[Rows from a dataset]
******************************

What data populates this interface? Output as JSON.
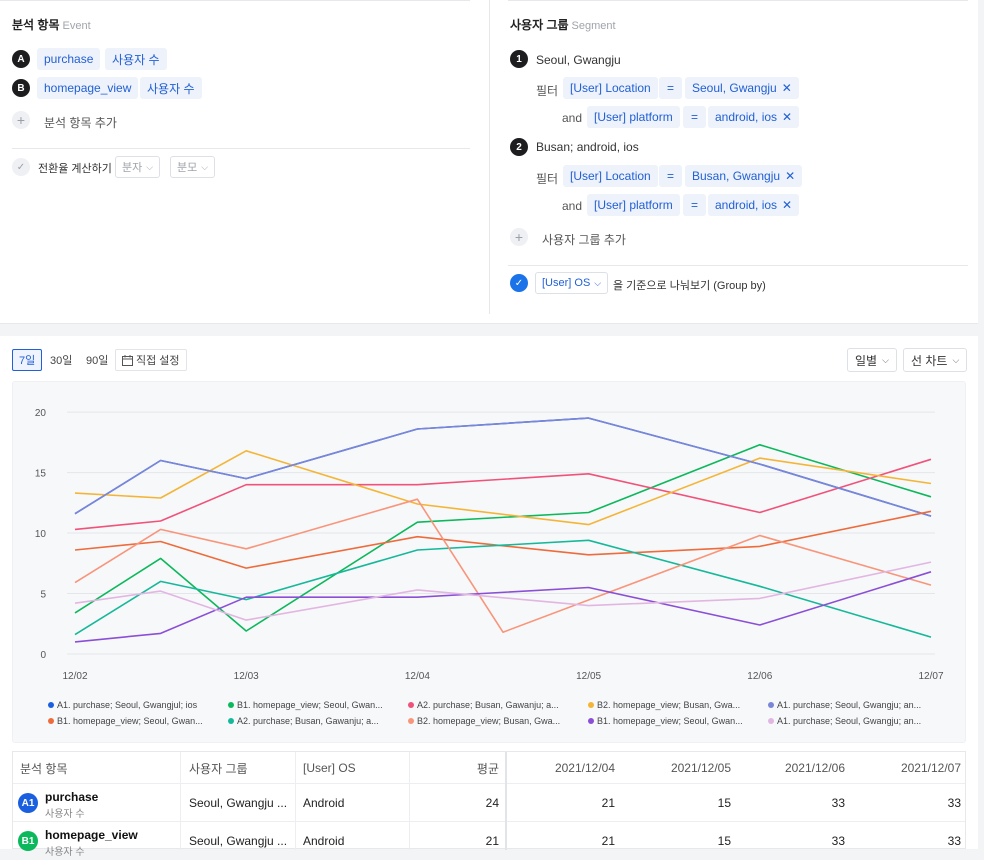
{
  "analysis": {
    "title": "분석 항목",
    "subtitle": "Event",
    "items": [
      {
        "letter": "A",
        "event": "purchase",
        "metric": "사용자 수"
      },
      {
        "letter": "B",
        "event": "homepage_view",
        "metric": "사용자 수"
      }
    ],
    "add_label": "분석 항목 추가",
    "conversion_label": "전환율 계산하기",
    "numerator": "분자",
    "denominator": "분모"
  },
  "segment": {
    "title": "사용자 그룹",
    "subtitle": "Segment",
    "filter_label": "필터",
    "and_label": "and",
    "eq": "=",
    "groups": [
      {
        "num": "1",
        "name": "Seoul, Gwangju",
        "filters": [
          {
            "field": "[User] Location",
            "value": "Seoul, Gwangju"
          },
          {
            "field": "[User] platform",
            "value": "android, ios"
          }
        ]
      },
      {
        "num": "2",
        "name": "Busan; android, ios",
        "filters": [
          {
            "field": "[User] Location",
            "value": "Busan, Gwangju"
          },
          {
            "field": "[User] platform",
            "value": "android, ios"
          }
        ]
      }
    ],
    "add_label": "사용자 그룹 추가",
    "groupby_field": "[User] OS",
    "groupby_label": "을 기준으로 나눠보기 (Group by)"
  },
  "toolbar": {
    "tabs": [
      "7일",
      "30일",
      "90일"
    ],
    "custom_label": "직접 설정",
    "interval": "일별",
    "chart_kind": "선 차트"
  },
  "chart_data": {
    "type": "line",
    "x": [
      "12/02",
      "12/03",
      "12/04",
      "12/05",
      "12/06",
      "12/07"
    ],
    "ylim": [
      0,
      21
    ],
    "yticks": [
      0,
      5,
      10,
      15,
      20
    ],
    "grid": true,
    "legend_position": "bottom",
    "series": [
      {
        "name": "A1. purchase; Seoul, Gwangjul; ios",
        "color": "#1a5fe0",
        "values": [
          [
            0,
            11.6
          ],
          [
            0.5,
            16.0
          ],
          [
            1,
            14.5
          ],
          [
            2,
            18.6
          ],
          [
            3,
            19.5
          ],
          [
            4,
            15.7
          ],
          [
            5,
            11.4
          ]
        ]
      },
      {
        "name": "B1. homepage_view; Seoul, Gwan...",
        "color": "#0cb85c",
        "values": [
          [
            0,
            3.4
          ],
          [
            0.5,
            7.9
          ],
          [
            1,
            1.9
          ],
          [
            2,
            10.9
          ],
          [
            3,
            11.7
          ],
          [
            4,
            17.3
          ],
          [
            5,
            13.0
          ]
        ]
      },
      {
        "name": "A2. purchase; Busan, Gawanju; a...",
        "color": "#f0527a",
        "values": [
          [
            0,
            10.3
          ],
          [
            0.5,
            11.0
          ],
          [
            1,
            14.0
          ],
          [
            2,
            14.0
          ],
          [
            3,
            14.9
          ],
          [
            4,
            11.7
          ],
          [
            5,
            16.1
          ]
        ]
      },
      {
        "name": "B2. homepage_view; Busan, Gwa...",
        "color": "#f4b537",
        "values": [
          [
            0,
            13.3
          ],
          [
            0.5,
            12.9
          ],
          [
            1,
            16.8
          ],
          [
            2,
            12.4
          ],
          [
            3,
            10.7
          ],
          [
            4,
            16.2
          ],
          [
            5,
            14.1
          ]
        ]
      },
      {
        "name": "A1. purchase; Seoul, Gwangju; an...",
        "color": "#7a86d8",
        "values": [
          [
            0,
            11.6
          ],
          [
            0.5,
            16.0
          ],
          [
            1,
            14.5
          ],
          [
            2,
            18.6
          ],
          [
            3,
            19.5
          ],
          [
            4,
            15.7
          ],
          [
            5,
            11.4
          ]
        ]
      },
      {
        "name": "B1. homepage_view; Seoul, Gwan...",
        "color": "#ee6b3b",
        "values": [
          [
            0,
            8.6
          ],
          [
            0.5,
            9.3
          ],
          [
            1,
            7.1
          ],
          [
            2,
            9.7
          ],
          [
            3,
            8.2
          ],
          [
            4,
            8.9
          ],
          [
            5,
            11.8
          ]
        ]
      },
      {
        "name": "A2. purchase; Busan, Gawanju; a...",
        "color": "#16b89a",
        "values": [
          [
            0,
            1.6
          ],
          [
            0.5,
            6.0
          ],
          [
            1,
            4.5
          ],
          [
            2,
            8.6
          ],
          [
            3,
            9.4
          ],
          [
            4,
            5.6
          ],
          [
            5,
            1.4
          ]
        ]
      },
      {
        "name": "B2. homepage_view; Busan, Gwa...",
        "color": "#f8957a",
        "values": [
          [
            0,
            5.9
          ],
          [
            0.5,
            10.3
          ],
          [
            1,
            8.7
          ],
          [
            2,
            12.8
          ],
          [
            2.5,
            1.8
          ],
          [
            4,
            9.8
          ],
          [
            5,
            5.7
          ]
        ]
      },
      {
        "name": "B1. homepage_view; Seoul, Gwan...",
        "color": "#8a4fd6",
        "values": [
          [
            0,
            1.0
          ],
          [
            0.5,
            1.7
          ],
          [
            1,
            4.7
          ],
          [
            2,
            4.7
          ],
          [
            3,
            5.5
          ],
          [
            4,
            2.4
          ],
          [
            5,
            6.8
          ]
        ]
      },
      {
        "name": "A1. purchase; Seoul, Gwangju; an...",
        "color": "#e2b6e2",
        "values": [
          [
            0,
            4.2
          ],
          [
            0.5,
            5.2
          ],
          [
            1,
            2.8
          ],
          [
            2,
            5.3
          ],
          [
            3,
            4.0
          ],
          [
            4,
            4.6
          ],
          [
            5,
            7.6
          ]
        ]
      }
    ]
  },
  "table": {
    "headers": [
      "분석 항목",
      "사용자 그룹",
      "[User] OS",
      "평균",
      "2021/12/04",
      "2021/12/05",
      "2021/12/06",
      "2021/12/07"
    ],
    "rows": [
      {
        "badge": "A1",
        "color": "#1a5fe0",
        "event": "purchase",
        "metric": "사용자 수",
        "segment": "Seoul, Gwangju ...",
        "os": "Android",
        "avg": "24",
        "d1": "21",
        "d2": "15",
        "d3": "33",
        "d4": "33"
      },
      {
        "badge": "B1",
        "color": "#0cb85c",
        "event": "homepage_view",
        "metric": "사용자 수",
        "segment": "Seoul, Gwangju ...",
        "os": "Android",
        "avg": "21",
        "d1": "21",
        "d2": "15",
        "d3": "33",
        "d4": "33"
      }
    ]
  }
}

******************************

WORK TO BE COMPLETED
Retype every entry verbatim and exclude the pictures from the copy.

SOLUTION TO THIS PROBLEM
What data populates this interface? Output as JSON.
{
  "analysis": {
    "title": "분석 항목",
    "subtitle": "Event",
    "items": [
      {
        "letter": "A",
        "event": "purchase",
        "metric": "사용자 수"
      },
      {
        "letter": "B",
        "event": "homepage_view",
        "metric": "사용자 수"
      }
    ],
    "add_label": "분석 항목 추가",
    "conversion_label": "전환율 계산하기",
    "numerator": "분자",
    "denominator": "분모"
  },
  "segment": {
    "title": "사용자 그룹",
    "subtitle": "Segment",
    "filter_label": "필터",
    "and_label": "and",
    "eq": "=",
    "groups": [
      {
        "num": "1",
        "name": "Seoul, Gwangju",
        "filters": [
          {
            "field": "[User] Location",
            "value": "Seoul, Gwangju"
          },
          {
            "field": "[User] platform",
            "value": "android, ios"
          }
        ]
      },
      {
        "num": "2",
        "name": "Busan; android, ios",
        "filters": [
          {
            "field": "[User] Location",
            "value": "Busan, Gwangju"
          },
          {
            "field": "[User] platform",
            "value": "android, ios"
          }
        ]
      }
    ],
    "add_label": "사용자 그룹 추가",
    "groupby_field": "[User] OS",
    "groupby_label": "을 기준으로 나눠보기 (Group by)"
  },
  "toolbar": {
    "tabs": [
      "7일",
      "30일",
      "90일"
    ],
    "custom_label": "직접 설정",
    "interval": "일별",
    "chart_kind": "선 차트"
  },
  "chart_data": {
    "type": "line",
    "x": [
      "12/02",
      "12/03",
      "12/04",
      "12/05",
      "12/06",
      "12/07"
    ],
    "ylim": [
      0,
      21
    ],
    "yticks": [
      0,
      5,
      10,
      15,
      20
    ],
    "grid": true,
    "legend_position": "bottom",
    "series": [
      {
        "name": "A1. purchase; Seoul, Gwangjul; ios",
        "color": "#1a5fe0",
        "values": [
          [
            0,
            11.6
          ],
          [
            0.5,
            16.0
          ],
          [
            1,
            14.5
          ],
          [
            2,
            18.6
          ],
          [
            3,
            19.5
          ],
          [
            4,
            15.7
          ],
          [
            5,
            11.4
          ]
        ]
      },
      {
        "name": "B1. homepage_view; Seoul, Gwan...",
        "color": "#0cb85c",
        "values": [
          [
            0,
            3.4
          ],
          [
            0.5,
            7.9
          ],
          [
            1,
            1.9
          ],
          [
            2,
            10.9
          ],
          [
            3,
            11.7
          ],
          [
            4,
            17.3
          ],
          [
            5,
            13.0
          ]
        ]
      },
      {
        "name": "A2. purchase; Busan, Gawanju; a...",
        "color": "#f0527a",
        "values": [
          [
            0,
            10.3
          ],
          [
            0.5,
            11.0
          ],
          [
            1,
            14.0
          ],
          [
            2,
            14.0
          ],
          [
            3,
            14.9
          ],
          [
            4,
            11.7
          ],
          [
            5,
            16.1
          ]
        ]
      },
      {
        "name": "B2. homepage_view; Busan, Gwa...",
        "color": "#f4b537",
        "values": [
          [
            0,
            13.3
          ],
          [
            0.5,
            12.9
          ],
          [
            1,
            16.8
          ],
          [
            2,
            12.4
          ],
          [
            3,
            10.7
          ],
          [
            4,
            16.2
          ],
          [
            5,
            14.1
          ]
        ]
      },
      {
        "name": "A1. purchase; Seoul, Gwangju; an...",
        "color": "#7a86d8",
        "values": [
          [
            0,
            11.6
          ],
          [
            0.5,
            16.0
          ],
          [
            1,
            14.5
          ],
          [
            2,
            18.6
          ],
          [
            3,
            19.5
          ],
          [
            4,
            15.7
          ],
          [
            5,
            11.4
          ]
        ]
      },
      {
        "name": "B1. homepage_view; Seoul, Gwan...",
        "color": "#ee6b3b",
        "values": [
          [
            0,
            8.6
          ],
          [
            0.5,
            9.3
          ],
          [
            1,
            7.1
          ],
          [
            2,
            9.7
          ],
          [
            3,
            8.2
          ],
          [
            4,
            8.9
          ],
          [
            5,
            11.8
          ]
        ]
      },
      {
        "name": "A2. purchase; Busan, Gawanju; a...",
        "color": "#16b89a",
        "values": [
          [
            0,
            1.6
          ],
          [
            0.5,
            6.0
          ],
          [
            1,
            4.5
          ],
          [
            2,
            8.6
          ],
          [
            3,
            9.4
          ],
          [
            4,
            5.6
          ],
          [
            5,
            1.4
          ]
        ]
      },
      {
        "name": "B2. homepage_view; Busan, Gwa...",
        "color": "#f8957a",
        "values": [
          [
            0,
            5.9
          ],
          [
            0.5,
            10.3
          ],
          [
            1,
            8.7
          ],
          [
            2,
            12.8
          ],
          [
            2.5,
            1.8
          ],
          [
            4,
            9.8
          ],
          [
            5,
            5.7
          ]
        ]
      },
      {
        "name": "B1. homepage_view; Seoul, Gwan...",
        "color": "#8a4fd6",
        "values": [
          [
            0,
            1.0
          ],
          [
            0.5,
            1.7
          ],
          [
            1,
            4.7
          ],
          [
            2,
            4.7
          ],
          [
            3,
            5.5
          ],
          [
            4,
            2.4
          ],
          [
            5,
            6.8
          ]
        ]
      },
      {
        "name": "A1. purchase; Seoul, Gwangju; an...",
        "color": "#e2b6e2",
        "values": [
          [
            0,
            4.2
          ],
          [
            0.5,
            5.2
          ],
          [
            1,
            2.8
          ],
          [
            2,
            5.3
          ],
          [
            3,
            4.0
          ],
          [
            4,
            4.6
          ],
          [
            5,
            7.6
          ]
        ]
      }
    ]
  },
  "table": {
    "headers": [
      "분석 항목",
      "사용자 그룹",
      "[User] OS",
      "평균",
      "2021/12/04",
      "2021/12/05",
      "2021/12/06",
      "2021/12/07"
    ],
    "rows": [
      {
        "badge": "A1",
        "color": "#1a5fe0",
        "event": "purchase",
        "metric": "사용자 수",
        "segment": "Seoul, Gwangju ...",
        "os": "Android",
        "avg": "24",
        "d1": "21",
        "d2": "15",
        "d3": "33",
        "d4": "33"
      },
      {
        "badge": "B1",
        "color": "#0cb85c",
        "event": "homepage_view",
        "metric": "사용자 수",
        "segment": "Seoul, Gwangju ...",
        "os": "Android",
        "avg": "21",
        "d1": "21",
        "d2": "15",
        "d3": "33",
        "d4": "33"
      }
    ]
  }
}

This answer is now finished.